**Rows**

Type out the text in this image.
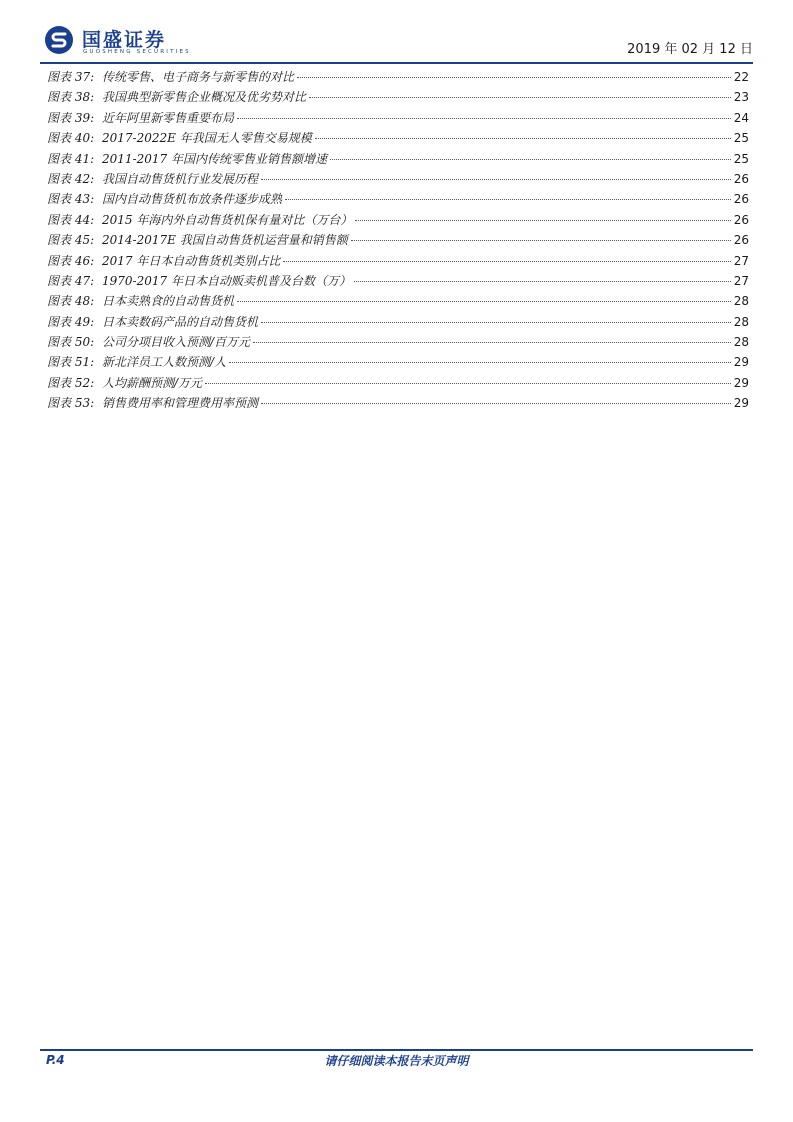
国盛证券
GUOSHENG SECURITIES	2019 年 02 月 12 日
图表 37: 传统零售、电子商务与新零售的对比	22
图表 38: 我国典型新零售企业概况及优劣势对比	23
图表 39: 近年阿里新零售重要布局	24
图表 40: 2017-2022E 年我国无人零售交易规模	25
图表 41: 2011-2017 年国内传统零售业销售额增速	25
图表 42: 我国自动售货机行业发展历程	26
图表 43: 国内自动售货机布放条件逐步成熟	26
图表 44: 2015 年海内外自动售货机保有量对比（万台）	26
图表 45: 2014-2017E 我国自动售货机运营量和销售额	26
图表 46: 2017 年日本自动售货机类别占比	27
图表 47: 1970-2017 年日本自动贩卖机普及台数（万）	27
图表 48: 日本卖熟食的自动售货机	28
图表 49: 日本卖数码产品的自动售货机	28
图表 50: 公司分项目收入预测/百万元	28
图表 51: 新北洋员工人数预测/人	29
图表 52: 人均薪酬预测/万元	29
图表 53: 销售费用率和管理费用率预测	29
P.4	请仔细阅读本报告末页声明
---
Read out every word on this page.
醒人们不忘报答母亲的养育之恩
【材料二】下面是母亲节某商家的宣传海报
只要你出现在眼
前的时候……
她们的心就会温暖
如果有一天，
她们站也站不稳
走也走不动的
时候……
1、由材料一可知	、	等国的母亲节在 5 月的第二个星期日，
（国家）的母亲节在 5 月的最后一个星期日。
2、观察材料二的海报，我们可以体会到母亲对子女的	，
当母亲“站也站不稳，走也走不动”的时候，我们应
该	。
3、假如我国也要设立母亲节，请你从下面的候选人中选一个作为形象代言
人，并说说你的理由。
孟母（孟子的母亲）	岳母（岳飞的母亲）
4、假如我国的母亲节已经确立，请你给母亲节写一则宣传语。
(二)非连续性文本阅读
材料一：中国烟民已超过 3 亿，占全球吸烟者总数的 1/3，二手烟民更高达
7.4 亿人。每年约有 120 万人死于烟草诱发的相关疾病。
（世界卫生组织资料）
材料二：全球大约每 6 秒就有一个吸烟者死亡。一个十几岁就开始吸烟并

**Aim**
Copy out the lines in which the string "this" appears.

**Exercise result**
Type out the text in this image.
Read out every word on this page.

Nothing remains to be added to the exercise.